Reproduce the data that follows in its entirety, character for character.

SUPPLIED ENTRIES -
--

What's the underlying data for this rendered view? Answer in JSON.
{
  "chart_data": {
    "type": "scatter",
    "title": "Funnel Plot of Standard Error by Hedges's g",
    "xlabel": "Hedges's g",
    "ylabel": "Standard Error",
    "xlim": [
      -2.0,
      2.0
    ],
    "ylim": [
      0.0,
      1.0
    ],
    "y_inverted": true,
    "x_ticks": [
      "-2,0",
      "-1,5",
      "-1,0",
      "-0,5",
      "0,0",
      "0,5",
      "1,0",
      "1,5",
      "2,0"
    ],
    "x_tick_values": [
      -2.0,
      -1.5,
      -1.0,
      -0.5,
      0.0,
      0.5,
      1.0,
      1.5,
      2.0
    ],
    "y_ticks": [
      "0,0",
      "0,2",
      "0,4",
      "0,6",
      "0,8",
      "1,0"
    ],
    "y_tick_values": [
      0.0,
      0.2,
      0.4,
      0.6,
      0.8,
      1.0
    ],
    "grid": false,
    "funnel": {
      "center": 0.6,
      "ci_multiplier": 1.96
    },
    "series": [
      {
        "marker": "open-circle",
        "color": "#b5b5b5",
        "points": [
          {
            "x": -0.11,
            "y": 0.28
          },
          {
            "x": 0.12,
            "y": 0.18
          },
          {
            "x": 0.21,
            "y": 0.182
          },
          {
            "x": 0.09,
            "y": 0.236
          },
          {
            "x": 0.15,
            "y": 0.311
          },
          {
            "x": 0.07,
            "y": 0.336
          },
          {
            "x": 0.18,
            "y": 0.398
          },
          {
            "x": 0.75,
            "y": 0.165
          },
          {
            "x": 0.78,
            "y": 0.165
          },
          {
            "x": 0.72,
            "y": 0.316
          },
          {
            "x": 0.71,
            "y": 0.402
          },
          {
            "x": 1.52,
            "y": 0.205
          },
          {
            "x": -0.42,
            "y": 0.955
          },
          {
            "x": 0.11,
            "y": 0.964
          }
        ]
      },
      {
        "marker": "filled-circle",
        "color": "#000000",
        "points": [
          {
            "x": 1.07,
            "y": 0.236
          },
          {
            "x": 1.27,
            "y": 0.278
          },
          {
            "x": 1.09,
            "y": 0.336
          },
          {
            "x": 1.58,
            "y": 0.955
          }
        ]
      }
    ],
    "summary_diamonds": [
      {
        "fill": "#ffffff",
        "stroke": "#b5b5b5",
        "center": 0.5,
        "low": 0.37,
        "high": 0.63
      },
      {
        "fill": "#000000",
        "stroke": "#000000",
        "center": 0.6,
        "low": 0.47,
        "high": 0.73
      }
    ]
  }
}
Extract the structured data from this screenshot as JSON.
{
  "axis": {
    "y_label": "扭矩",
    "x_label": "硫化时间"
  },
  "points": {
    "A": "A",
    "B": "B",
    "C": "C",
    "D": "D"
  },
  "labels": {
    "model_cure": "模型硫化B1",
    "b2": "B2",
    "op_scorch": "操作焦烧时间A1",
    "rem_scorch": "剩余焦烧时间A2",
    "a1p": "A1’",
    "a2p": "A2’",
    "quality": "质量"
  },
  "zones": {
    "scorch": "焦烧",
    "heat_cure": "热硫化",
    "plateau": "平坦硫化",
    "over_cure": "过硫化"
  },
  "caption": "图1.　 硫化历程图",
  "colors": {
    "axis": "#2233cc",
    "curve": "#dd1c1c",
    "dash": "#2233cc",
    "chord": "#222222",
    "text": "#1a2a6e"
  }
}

--

REPLY -
What's the underlying data for this rendered view? Answer in JSON.
{
  "chart_data": {
    "type": "scatter",
    "title": "Funnel Plot of Standard Error by Hedges's g",
    "xlabel": "Hedges's g",
    "ylabel": "Standard Error",
    "xlim": [
      -2.0,
      2.0
    ],
    "ylim": [
      0.0,
      1.0
    ],
    "y_inverted": true,
    "x_ticks": [
      "-2,0",
      "-1,5",
      "-1,0",
      "-0,5",
      "0,0",
      "0,5",
      "1,0",
      "1,5",
      "2,0"
    ],
    "x_tick_values": [
      -2.0,
      -1.5,
      -1.0,
      -0.5,
      0.0,
      0.5,
      1.0,
      1.5,
      2.0
    ],
    "y_ticks": [
      "0,0",
      "0,2",
      "0,4",
      "0,6",
      "0,8",
      "1,0"
    ],
    "y_tick_values": [
      0.0,
      0.2,
      0.4,
      0.6,
      0.8,
      1.0
    ],
    "grid": false,
    "funnel": {
      "center": 0.6,
      "ci_multiplier": 1.96
    },
    "series": [
      {
        "marker": "open-circle",
        "color": "#b5b5b5",
        "points": [
          {
            "x": -0.11,
            "y": 0.28
          },
          {
            "x": 0.12,
            "y": 0.18
          },
          {
            "x": 0.21,
            "y": 0.182
          },
          {
            "x": 0.09,
            "y": 0.236
          },
          {
            "x": 0.15,
            "y": 0.311
          },
          {
            "x": 0.07,
            "y": 0.336
          },
          {
            "x": 0.18,
            "y": 0.398
          },
          {
            "x": 0.75,
            "y": 0.165
          },
          {
            "x": 0.78,
            "y": 0.165
          },
          {
            "x": 0.72,
            "y": 0.316
          },
          {
            "x": 0.71,
            "y": 0.402
          },
          {
            "x": 1.52,
            "y": 0.205
          },
          {
            "x": -0.42,
            "y": 0.955
          },
          {
            "x": 0.11,
            "y": 0.964
          }
        ]
      },
      {
        "marker": "filled-circle",
        "color": "#000000",
        "points": [
          {
            "x": 1.07,
            "y": 0.236
          },
          {
            "x": 1.27,
            "y": 0.278
          },
          {
            "x": 1.09,
            "y": 0.336
          },
          {
            "x": 1.58,
            "y": 0.955
          }
        ]
      }
    ],
    "summary_diamonds": [
      {
        "fill": "#ffffff",
        "stroke": "#b5b5b5",
        "center": 0.5,
        "low": 0.37,
        "high": 0.63
      },
      {
        "fill": "#000000",
        "stroke": "#000000",
        "center": 0.6,
        "low": 0.47,
        "high": 0.73
      }
    ]
  }
}
Extract the structured data from this screenshot as JSON.
{
  "axis": {
    "y_label": "扭矩",
    "x_label": "硫化时间"
  },
  "points": {
    "A": "A",
    "B": "B",
    "C": "C",
    "D": "D"
  },
  "labels": {
    "model_cure": "模型硫化B1",
    "b2": "B2",
    "op_scorch": "操作焦烧时间A1",
    "rem_scorch": "剩余焦烧时间A2",
    "a1p": "A1’",
    "a2p": "A2’",
    "quality": "质量"
  },
  "zones": {
    "scorch": "焦烧",
    "heat_cure": "热硫化",
    "plateau": "平坦硫化",
    "over_cure": "过硫化"
  },
  "caption": "图1.　 硫化历程图",
  "colors": {
    "axis": "#2233cc",
    "curve": "#dd1c1c",
    "dash": "#2233cc",
    "chord": "#222222",
    "text": "#1a2a6e"
  }
}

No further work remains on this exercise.